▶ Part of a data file
-- start --
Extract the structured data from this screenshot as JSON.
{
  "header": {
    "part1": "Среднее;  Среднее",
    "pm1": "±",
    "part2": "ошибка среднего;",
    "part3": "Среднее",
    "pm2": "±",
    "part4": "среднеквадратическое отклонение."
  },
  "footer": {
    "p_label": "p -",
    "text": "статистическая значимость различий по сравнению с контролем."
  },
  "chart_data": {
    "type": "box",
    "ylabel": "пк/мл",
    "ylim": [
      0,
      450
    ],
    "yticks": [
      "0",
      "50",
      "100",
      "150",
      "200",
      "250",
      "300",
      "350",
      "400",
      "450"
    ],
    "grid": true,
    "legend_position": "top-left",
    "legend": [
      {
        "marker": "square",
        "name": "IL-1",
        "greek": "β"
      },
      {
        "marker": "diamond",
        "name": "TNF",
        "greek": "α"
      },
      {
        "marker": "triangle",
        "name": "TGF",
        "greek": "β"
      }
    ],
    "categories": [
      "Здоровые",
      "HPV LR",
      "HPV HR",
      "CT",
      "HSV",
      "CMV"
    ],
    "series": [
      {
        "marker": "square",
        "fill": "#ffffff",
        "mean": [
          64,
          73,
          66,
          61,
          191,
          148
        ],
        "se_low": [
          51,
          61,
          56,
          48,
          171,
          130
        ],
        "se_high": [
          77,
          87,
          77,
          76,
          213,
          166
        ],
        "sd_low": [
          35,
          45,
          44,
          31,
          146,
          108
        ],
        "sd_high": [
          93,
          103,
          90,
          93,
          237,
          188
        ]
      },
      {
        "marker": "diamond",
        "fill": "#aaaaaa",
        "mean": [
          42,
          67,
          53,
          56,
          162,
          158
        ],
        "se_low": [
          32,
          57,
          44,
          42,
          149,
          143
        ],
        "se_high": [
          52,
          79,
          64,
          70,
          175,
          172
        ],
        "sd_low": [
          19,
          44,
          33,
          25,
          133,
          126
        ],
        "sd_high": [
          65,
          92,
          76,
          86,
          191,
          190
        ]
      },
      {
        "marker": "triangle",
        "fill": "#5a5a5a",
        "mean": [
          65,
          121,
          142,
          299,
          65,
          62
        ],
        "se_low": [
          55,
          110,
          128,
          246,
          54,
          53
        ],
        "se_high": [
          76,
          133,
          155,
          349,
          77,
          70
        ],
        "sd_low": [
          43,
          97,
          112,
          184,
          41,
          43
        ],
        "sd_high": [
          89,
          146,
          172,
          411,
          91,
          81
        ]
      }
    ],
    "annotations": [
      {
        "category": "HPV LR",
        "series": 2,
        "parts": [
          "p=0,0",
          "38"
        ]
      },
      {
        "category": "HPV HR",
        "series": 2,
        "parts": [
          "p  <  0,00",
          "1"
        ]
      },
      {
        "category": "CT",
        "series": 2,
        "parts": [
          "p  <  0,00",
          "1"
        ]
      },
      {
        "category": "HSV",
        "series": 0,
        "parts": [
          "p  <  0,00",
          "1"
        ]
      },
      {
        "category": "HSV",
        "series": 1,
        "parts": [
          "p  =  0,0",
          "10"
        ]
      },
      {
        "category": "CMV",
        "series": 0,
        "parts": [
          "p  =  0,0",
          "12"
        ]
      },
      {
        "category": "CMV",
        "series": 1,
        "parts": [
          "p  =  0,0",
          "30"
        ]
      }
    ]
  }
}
-- end --
▶ DESCRIPTION OF THE TASK
Write out the listing once more, matching it exactly.

▶ RESPONSE
Extract the structured data from this screenshot as JSON.
{
  "header": {
    "part1": "Среднее;  Среднее",
    "pm1": "±",
    "part2": "ошибка среднего;",
    "part3": "Среднее",
    "pm2": "±",
    "part4": "среднеквадратическое отклонение."
  },
  "footer": {
    "p_label": "p -",
    "text": "статистическая значимость различий по сравнению с контролем."
  },
  "chart_data": {
    "type": "box",
    "ylabel": "пк/мл",
    "ylim": [
      0,
      450
    ],
    "yticks": [
      "0",
      "50",
      "100",
      "150",
      "200",
      "250",
      "300",
      "350",
      "400",
      "450"
    ],
    "grid": true,
    "legend_position": "top-left",
    "legend": [
      {
        "marker": "square",
        "name": "IL-1",
        "greek": "β"
      },
      {
        "marker": "diamond",
        "name": "TNF",
        "greek": "α"
      },
      {
        "marker": "triangle",
        "name": "TGF",
        "greek": "β"
      }
    ],
    "categories": [
      "Здоровые",
      "HPV LR",
      "HPV HR",
      "CT",
      "HSV",
      "CMV"
    ],
    "series": [
      {
        "marker": "square",
        "fill": "#ffffff",
        "mean": [
          64,
          73,
          66,
          61,
          191,
          148
        ],
        "se_low": [
          51,
          61,
          56,
          48,
          171,
          130
        ],
        "se_high": [
          77,
          87,
          77,
          76,
          213,
          166
        ],
        "sd_low": [
          35,
          45,
          44,
          31,
          146,
          108
        ],
        "sd_high": [
          93,
          103,
          90,
          93,
          237,
          188
        ]
      },
      {
        "marker": "diamond",
        "fill": "#aaaaaa",
        "mean": [
          42,
          67,
          53,
          56,
          162,
          158
        ],
        "se_low": [
          32,
          57,
          44,
          42,
          149,
          143
        ],
        "se_high": [
          52,
          79,
          64,
          70,
          175,
          172
        ],
        "sd_low": [
          19,
          44,
          33,
          25,
          133,
          126
        ],
        "sd_high": [
          65,
          92,
          76,
          86,
          191,
          190
        ]
      },
      {
        "marker": "triangle",
        "fill": "#5a5a5a",
        "mean": [
          65,
          121,
          142,
          299,
          65,
          62
        ],
        "se_low": [
          55,
          110,
          128,
          246,
          54,
          53
        ],
        "se_high": [
          76,
          133,
          155,
          349,
          77,
          70
        ],
        "sd_low": [
          43,
          97,
          112,
          184,
          41,
          43
        ],
        "sd_high": [
          89,
          146,
          172,
          411,
          91,
          81
        ]
      }
    ],
    "annotations": [
      {
        "category": "HPV LR",
        "series": 2,
        "parts": [
          "p=0,0",
          "38"
        ]
      },
      {
        "category": "HPV HR",
        "series": 2,
        "parts": [
          "p  <  0,00",
          "1"
        ]
      },
      {
        "category": "CT",
        "series": 2,
        "parts": [
          "p  <  0,00",
          "1"
        ]
      },
      {
        "category": "HSV",
        "series": 0,
        "parts": [
          "p  <  0,00",
          "1"
        ]
      },
      {
        "category": "HSV",
        "series": 1,
        "parts": [
          "p  =  0,0",
          "10"
        ]
      },
      {
        "category": "CMV",
        "series": 0,
        "parts": [
          "p  =  0,0",
          "12"
        ]
      },
      {
        "category": "CMV",
        "series": 1,
        "parts": [
          "p  =  0,0",
          "30"
        ]
      }
    ]
  }
}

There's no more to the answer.